● Exercise instructions
In the listing below, locate the lines bearing the word "true". Copy every one of them.
[start]
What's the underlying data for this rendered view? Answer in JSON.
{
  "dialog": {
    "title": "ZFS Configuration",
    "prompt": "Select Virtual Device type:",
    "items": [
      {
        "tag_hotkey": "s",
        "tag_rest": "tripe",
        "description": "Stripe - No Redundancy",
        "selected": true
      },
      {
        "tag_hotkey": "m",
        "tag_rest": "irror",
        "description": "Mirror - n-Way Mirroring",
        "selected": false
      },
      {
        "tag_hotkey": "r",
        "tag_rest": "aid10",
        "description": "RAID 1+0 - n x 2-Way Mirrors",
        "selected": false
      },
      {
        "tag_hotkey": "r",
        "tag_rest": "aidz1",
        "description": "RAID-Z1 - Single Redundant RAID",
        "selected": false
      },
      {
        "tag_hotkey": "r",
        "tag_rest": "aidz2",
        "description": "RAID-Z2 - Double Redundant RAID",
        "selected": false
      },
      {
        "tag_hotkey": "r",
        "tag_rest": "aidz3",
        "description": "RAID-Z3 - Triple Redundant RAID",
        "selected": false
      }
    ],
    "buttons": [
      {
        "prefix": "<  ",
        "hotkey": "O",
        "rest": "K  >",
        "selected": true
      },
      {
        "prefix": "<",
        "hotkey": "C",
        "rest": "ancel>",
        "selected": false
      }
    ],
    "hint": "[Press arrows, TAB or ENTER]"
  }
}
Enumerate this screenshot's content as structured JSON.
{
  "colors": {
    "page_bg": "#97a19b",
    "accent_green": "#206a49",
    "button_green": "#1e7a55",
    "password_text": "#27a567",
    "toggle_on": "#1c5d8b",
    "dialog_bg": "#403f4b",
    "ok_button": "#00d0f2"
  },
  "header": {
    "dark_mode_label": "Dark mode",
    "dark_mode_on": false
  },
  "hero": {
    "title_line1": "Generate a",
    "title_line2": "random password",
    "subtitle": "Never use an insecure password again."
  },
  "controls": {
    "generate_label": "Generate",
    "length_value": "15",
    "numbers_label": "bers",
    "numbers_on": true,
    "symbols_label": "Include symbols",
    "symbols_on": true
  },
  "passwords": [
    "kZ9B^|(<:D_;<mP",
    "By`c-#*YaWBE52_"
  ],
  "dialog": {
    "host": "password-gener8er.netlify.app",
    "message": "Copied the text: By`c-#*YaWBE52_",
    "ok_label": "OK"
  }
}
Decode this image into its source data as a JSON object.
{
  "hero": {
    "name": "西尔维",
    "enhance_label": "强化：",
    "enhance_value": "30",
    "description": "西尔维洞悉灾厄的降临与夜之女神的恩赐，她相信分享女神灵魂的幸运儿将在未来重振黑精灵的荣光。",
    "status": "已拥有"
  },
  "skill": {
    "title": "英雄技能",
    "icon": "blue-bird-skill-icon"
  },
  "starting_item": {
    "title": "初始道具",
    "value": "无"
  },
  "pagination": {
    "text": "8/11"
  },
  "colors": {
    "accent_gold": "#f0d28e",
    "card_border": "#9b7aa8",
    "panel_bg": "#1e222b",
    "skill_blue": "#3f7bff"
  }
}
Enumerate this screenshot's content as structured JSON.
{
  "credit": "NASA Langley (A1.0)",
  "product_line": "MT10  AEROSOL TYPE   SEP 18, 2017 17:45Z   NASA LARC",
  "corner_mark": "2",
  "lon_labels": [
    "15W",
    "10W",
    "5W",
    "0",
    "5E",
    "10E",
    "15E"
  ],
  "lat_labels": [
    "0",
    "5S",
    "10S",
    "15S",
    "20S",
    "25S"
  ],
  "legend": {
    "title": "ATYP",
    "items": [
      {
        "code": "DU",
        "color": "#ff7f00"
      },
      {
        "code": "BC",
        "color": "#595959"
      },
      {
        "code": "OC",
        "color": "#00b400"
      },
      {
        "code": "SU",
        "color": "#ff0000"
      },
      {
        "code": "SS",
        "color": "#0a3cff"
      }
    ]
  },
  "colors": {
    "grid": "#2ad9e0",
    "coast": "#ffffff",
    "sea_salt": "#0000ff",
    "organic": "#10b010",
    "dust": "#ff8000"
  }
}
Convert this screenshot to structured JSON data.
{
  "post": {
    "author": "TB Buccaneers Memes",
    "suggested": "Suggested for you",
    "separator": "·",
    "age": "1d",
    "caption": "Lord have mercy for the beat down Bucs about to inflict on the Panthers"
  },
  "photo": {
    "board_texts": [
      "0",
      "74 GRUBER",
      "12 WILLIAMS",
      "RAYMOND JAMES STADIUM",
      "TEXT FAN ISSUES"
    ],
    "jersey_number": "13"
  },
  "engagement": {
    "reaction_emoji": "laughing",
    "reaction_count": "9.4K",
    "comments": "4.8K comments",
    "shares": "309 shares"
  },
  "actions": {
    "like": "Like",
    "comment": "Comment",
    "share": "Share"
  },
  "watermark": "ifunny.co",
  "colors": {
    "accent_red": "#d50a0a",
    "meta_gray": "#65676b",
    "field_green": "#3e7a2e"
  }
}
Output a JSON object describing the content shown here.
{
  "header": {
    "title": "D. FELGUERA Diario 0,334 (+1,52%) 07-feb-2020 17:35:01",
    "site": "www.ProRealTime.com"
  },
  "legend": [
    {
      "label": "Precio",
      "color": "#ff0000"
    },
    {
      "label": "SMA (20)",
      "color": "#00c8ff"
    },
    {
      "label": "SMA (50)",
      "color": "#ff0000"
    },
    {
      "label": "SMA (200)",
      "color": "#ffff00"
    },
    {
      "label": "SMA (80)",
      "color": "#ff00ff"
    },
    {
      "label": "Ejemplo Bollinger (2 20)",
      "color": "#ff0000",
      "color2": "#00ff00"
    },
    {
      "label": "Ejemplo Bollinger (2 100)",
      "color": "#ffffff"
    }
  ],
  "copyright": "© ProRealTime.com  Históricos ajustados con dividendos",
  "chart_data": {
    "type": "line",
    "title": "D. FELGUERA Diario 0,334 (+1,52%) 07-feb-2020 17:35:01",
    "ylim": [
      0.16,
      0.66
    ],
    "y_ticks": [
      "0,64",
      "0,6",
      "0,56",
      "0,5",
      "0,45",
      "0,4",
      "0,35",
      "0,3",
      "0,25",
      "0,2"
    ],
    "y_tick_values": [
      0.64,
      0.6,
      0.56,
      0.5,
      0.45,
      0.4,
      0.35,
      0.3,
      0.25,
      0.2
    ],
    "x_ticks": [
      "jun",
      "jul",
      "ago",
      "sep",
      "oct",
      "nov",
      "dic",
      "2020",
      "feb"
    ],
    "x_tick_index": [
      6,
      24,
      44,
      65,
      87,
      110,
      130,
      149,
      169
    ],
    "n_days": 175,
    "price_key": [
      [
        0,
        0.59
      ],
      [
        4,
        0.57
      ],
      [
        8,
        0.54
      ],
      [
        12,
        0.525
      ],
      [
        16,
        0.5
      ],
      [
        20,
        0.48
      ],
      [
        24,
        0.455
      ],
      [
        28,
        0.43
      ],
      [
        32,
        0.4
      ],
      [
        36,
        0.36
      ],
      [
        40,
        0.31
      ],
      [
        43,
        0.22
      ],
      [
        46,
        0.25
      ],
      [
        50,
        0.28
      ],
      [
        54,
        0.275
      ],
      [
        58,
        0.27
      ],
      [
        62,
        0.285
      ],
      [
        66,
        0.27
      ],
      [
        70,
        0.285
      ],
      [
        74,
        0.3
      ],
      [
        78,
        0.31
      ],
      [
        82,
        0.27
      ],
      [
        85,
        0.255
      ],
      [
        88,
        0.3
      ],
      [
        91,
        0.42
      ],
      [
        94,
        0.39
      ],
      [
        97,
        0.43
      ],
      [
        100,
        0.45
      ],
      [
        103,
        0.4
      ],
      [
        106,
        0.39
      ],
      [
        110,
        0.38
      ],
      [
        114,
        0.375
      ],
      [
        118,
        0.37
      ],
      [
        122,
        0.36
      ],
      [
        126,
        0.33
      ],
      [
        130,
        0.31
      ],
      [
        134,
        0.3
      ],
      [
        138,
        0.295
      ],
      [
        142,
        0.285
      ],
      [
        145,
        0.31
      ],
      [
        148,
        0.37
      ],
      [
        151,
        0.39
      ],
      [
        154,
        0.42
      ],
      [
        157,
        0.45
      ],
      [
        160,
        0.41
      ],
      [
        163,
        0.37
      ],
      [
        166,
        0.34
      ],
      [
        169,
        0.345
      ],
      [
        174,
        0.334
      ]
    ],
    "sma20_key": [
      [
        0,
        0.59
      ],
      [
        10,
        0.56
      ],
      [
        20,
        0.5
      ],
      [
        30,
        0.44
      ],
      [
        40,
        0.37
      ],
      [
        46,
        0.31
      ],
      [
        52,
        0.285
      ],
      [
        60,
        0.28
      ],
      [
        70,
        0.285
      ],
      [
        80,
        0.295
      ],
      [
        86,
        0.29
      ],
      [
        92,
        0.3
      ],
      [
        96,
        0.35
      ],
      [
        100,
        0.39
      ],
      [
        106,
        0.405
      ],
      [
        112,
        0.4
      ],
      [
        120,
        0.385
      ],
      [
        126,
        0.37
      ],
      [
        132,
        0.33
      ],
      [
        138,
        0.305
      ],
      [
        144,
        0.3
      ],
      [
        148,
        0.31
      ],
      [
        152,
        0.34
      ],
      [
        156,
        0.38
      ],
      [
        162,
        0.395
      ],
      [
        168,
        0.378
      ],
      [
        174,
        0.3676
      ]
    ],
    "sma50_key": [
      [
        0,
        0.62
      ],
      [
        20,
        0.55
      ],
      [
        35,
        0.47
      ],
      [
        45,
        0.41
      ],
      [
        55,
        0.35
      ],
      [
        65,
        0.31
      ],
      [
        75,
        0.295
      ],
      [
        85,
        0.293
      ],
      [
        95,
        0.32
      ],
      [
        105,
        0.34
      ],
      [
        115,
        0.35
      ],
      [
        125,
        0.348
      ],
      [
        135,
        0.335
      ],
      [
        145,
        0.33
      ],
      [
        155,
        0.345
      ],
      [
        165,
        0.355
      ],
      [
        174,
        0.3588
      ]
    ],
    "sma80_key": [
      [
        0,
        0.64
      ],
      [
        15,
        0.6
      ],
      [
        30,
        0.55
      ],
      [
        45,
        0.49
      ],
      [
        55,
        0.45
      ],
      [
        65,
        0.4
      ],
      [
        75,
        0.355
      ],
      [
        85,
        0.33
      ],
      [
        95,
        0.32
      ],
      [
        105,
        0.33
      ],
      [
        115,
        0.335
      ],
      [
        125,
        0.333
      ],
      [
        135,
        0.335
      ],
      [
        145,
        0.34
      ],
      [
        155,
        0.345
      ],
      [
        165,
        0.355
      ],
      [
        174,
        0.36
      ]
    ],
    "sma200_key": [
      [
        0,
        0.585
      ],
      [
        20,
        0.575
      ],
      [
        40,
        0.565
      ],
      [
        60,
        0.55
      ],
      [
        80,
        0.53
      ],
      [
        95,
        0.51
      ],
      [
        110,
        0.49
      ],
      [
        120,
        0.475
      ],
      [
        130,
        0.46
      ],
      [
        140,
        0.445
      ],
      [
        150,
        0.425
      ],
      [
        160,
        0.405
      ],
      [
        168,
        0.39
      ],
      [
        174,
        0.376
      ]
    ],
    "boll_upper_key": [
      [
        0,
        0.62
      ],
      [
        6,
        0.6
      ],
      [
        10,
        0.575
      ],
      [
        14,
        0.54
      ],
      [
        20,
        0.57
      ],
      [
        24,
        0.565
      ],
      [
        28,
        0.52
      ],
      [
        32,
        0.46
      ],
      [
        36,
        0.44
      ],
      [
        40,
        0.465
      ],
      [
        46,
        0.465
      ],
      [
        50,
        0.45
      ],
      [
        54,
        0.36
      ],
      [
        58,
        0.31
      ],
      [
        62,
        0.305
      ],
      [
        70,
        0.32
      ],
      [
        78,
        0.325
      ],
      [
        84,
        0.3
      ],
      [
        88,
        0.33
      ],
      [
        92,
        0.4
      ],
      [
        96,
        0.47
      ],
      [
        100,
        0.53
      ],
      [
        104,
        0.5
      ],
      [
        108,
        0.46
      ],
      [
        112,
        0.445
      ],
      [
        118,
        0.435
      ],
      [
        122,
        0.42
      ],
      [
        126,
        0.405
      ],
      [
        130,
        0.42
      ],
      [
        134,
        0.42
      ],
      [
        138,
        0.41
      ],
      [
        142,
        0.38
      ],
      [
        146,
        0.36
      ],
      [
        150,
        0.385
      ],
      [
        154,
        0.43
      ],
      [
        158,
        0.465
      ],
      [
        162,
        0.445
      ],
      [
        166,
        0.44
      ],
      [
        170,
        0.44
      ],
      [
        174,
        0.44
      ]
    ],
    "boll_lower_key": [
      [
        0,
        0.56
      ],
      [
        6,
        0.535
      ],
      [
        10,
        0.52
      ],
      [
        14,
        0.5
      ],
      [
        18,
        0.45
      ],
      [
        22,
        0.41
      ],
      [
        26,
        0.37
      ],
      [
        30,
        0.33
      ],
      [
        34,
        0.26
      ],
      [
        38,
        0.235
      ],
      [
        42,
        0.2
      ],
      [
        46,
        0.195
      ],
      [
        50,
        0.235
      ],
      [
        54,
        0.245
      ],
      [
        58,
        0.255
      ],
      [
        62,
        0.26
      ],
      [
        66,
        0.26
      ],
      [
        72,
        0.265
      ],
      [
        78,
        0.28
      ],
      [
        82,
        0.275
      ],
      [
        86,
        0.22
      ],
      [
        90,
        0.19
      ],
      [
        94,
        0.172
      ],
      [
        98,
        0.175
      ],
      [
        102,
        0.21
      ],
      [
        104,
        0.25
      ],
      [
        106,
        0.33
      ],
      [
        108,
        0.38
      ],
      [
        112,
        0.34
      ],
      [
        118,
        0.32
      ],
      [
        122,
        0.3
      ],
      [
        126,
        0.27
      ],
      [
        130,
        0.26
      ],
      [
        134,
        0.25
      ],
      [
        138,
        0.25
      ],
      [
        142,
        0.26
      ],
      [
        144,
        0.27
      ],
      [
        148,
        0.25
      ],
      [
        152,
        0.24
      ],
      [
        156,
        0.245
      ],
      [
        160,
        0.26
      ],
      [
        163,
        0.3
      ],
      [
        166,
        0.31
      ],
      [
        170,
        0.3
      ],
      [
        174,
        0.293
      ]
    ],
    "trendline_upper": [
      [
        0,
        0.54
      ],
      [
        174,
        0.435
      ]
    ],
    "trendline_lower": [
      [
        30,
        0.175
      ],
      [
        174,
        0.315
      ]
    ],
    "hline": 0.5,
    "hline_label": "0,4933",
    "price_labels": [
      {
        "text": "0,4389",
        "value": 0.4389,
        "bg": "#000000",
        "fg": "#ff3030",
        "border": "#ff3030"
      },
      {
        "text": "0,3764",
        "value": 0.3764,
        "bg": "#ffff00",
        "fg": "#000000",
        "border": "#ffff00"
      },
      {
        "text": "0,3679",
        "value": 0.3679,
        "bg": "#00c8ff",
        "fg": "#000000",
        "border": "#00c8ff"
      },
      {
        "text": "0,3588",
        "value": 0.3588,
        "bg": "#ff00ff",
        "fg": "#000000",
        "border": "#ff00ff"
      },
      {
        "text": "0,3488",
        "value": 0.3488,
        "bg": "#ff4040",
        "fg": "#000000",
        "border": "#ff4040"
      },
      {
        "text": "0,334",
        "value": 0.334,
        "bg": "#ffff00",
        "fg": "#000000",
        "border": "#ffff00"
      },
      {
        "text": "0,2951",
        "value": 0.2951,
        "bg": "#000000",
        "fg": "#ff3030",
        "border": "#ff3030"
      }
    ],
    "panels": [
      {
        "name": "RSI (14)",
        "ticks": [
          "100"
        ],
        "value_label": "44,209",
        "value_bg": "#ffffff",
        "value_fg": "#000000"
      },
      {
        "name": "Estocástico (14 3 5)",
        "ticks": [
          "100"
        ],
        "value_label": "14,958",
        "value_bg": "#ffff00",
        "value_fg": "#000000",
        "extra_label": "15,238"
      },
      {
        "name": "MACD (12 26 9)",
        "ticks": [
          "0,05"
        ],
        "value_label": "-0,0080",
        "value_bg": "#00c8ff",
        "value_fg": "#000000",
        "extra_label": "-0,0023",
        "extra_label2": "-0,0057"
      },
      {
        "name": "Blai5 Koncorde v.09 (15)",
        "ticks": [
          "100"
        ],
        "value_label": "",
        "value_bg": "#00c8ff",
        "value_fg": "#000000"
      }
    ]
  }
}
[end]
● Right answer
        "selected": true
        "selected": true
    "numbers_on": true,
    "symbols_on": true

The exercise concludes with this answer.